--- Problem to solve ---
Show every line of the data that includes the word "hatten".

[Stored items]
=== Section Start ===
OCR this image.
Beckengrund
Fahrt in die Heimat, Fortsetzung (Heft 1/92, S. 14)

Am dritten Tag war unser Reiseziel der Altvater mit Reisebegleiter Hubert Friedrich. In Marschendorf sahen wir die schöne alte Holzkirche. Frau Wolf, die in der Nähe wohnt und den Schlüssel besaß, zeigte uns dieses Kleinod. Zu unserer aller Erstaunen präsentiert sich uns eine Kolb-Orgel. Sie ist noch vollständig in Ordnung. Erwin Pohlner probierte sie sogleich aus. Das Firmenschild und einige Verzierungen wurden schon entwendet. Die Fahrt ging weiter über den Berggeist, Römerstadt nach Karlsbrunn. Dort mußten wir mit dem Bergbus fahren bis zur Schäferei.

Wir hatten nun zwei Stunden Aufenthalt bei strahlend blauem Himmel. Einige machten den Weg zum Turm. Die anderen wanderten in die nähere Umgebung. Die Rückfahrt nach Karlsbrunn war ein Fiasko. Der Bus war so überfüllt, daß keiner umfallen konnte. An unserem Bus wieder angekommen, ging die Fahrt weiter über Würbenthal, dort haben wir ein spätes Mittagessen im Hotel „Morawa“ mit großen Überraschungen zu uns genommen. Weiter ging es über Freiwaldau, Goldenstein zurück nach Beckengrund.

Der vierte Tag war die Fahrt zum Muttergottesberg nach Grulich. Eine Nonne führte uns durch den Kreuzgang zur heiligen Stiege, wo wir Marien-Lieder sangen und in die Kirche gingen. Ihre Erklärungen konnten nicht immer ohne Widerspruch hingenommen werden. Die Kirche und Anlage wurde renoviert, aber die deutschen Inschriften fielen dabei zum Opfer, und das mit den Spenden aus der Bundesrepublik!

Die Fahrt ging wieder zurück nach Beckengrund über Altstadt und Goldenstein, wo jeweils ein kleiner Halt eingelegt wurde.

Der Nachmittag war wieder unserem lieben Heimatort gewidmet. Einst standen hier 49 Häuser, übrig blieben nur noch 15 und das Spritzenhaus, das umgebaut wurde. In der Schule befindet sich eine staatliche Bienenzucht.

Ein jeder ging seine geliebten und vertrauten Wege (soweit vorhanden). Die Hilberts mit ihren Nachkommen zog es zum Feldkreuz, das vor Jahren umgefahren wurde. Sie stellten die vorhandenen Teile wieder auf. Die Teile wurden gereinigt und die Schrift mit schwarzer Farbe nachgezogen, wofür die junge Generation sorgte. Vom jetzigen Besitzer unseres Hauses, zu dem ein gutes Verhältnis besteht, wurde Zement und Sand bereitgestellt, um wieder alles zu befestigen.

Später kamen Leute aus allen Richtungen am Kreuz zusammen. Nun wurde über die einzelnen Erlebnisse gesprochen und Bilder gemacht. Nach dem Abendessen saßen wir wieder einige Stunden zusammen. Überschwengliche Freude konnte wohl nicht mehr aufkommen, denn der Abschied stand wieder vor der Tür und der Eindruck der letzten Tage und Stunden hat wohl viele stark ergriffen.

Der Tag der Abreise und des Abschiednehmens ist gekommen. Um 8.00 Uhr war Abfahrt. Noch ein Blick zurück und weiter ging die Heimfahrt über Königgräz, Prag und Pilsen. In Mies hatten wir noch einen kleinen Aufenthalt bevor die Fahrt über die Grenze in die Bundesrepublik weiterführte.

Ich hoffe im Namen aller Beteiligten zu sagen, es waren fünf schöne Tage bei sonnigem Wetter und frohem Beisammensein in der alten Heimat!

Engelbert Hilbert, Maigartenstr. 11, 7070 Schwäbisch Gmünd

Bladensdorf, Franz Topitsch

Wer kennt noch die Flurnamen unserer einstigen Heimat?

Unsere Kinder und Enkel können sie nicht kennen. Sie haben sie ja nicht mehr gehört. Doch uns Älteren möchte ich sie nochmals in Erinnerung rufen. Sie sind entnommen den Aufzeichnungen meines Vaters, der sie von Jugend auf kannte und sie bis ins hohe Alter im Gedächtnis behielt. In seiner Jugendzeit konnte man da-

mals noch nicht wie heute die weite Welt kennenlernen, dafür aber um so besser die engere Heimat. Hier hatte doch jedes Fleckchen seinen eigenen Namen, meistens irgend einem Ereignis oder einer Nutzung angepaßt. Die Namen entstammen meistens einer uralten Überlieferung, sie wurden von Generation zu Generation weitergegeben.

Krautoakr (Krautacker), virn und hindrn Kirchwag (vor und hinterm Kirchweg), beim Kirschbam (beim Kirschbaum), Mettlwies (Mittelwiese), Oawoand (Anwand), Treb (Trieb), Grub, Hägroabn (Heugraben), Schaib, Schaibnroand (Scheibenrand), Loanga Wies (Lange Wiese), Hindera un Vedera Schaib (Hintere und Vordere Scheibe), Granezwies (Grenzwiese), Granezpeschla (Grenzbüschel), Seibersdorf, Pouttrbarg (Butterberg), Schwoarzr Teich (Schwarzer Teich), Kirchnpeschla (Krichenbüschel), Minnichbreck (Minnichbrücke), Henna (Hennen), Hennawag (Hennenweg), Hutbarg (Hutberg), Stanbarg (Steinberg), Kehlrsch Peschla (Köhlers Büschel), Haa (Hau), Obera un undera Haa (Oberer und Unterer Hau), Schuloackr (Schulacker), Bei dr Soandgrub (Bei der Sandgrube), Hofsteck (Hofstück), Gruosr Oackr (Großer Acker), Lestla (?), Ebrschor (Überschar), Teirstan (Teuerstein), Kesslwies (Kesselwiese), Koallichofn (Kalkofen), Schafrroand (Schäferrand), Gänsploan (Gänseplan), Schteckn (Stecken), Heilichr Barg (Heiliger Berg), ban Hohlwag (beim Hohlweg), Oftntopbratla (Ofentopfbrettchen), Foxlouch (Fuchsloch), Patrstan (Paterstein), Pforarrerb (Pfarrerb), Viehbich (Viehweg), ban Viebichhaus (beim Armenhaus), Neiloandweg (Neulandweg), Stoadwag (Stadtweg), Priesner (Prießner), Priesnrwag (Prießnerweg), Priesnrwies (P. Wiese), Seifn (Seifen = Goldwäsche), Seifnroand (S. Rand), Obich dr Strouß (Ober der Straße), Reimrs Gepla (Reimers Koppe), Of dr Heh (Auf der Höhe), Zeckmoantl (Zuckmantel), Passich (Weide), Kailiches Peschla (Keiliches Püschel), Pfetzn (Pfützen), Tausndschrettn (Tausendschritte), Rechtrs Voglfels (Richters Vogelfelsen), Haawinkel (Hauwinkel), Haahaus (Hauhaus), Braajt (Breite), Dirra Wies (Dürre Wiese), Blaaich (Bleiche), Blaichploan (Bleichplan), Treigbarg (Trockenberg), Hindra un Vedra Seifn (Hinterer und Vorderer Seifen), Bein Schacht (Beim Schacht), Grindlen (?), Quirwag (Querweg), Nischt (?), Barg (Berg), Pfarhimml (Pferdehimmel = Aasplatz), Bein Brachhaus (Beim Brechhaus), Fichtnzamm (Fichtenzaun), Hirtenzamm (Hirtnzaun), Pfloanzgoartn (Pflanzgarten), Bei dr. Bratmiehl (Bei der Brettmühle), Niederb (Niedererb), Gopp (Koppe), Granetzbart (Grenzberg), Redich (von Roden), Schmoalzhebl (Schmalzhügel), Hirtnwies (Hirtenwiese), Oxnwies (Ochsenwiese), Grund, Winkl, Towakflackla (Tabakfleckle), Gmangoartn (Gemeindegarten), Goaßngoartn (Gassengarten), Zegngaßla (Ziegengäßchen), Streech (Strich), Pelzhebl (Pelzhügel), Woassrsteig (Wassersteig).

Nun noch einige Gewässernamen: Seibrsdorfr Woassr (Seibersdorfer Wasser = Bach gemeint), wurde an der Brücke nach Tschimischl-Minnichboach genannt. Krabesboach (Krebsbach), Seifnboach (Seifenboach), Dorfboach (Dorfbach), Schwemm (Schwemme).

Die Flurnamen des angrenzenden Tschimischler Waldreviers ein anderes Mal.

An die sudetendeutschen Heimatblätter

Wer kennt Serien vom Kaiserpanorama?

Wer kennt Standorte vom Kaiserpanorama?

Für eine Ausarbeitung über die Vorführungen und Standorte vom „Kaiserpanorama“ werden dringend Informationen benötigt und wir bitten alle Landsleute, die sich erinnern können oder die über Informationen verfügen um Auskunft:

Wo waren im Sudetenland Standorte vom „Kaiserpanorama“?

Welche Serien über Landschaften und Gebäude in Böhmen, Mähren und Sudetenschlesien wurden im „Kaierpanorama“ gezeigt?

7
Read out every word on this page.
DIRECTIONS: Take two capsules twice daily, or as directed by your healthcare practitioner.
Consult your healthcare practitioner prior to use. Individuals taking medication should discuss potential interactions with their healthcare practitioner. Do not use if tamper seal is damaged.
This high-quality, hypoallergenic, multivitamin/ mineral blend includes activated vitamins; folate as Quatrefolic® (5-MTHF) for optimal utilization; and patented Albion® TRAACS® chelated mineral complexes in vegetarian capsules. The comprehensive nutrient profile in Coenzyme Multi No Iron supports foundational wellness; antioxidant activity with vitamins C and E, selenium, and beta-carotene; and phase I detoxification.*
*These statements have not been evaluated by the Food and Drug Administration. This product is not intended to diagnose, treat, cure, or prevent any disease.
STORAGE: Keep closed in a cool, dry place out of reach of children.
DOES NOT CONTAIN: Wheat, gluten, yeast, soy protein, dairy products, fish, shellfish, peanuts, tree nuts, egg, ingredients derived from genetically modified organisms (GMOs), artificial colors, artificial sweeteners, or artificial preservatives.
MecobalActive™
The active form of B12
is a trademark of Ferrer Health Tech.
=== Section End ===
--- Output of the task ---
Wir hatten nun zwei Stunden Aufenthalt bei strahlend blauem Himmel. Einige machten den Weg zum Turm. Die anderen wanderten in die nähere Umgebung. Die Rückfahrt nach Karlsbrunn war ein Fiasko. Der Bus war so überfüllt, daß keiner umfallen konnte. An unserem Bus wieder angekommen, ging die Fahrt weiter über Würbenthal, dort haben wir ein spätes Mittagessen im Hotel „Morawa“ mit großen Überraschungen zu uns genommen. Weiter ging es über Freiwaldau, Goldenstein zurück nach Beckengrund.
Der Tag der Abreise und des Abschiednehmens ist gekommen. Um 8.00 Uhr war Abfahrt. Noch ein Blick zurück und weiter ging die Heimfahrt über Königgräz, Prag und Pilsen. In Mies hatten wir noch einen kleinen Aufenthalt bevor die Fahrt über die Grenze in die Bundesrepublik weiterführte.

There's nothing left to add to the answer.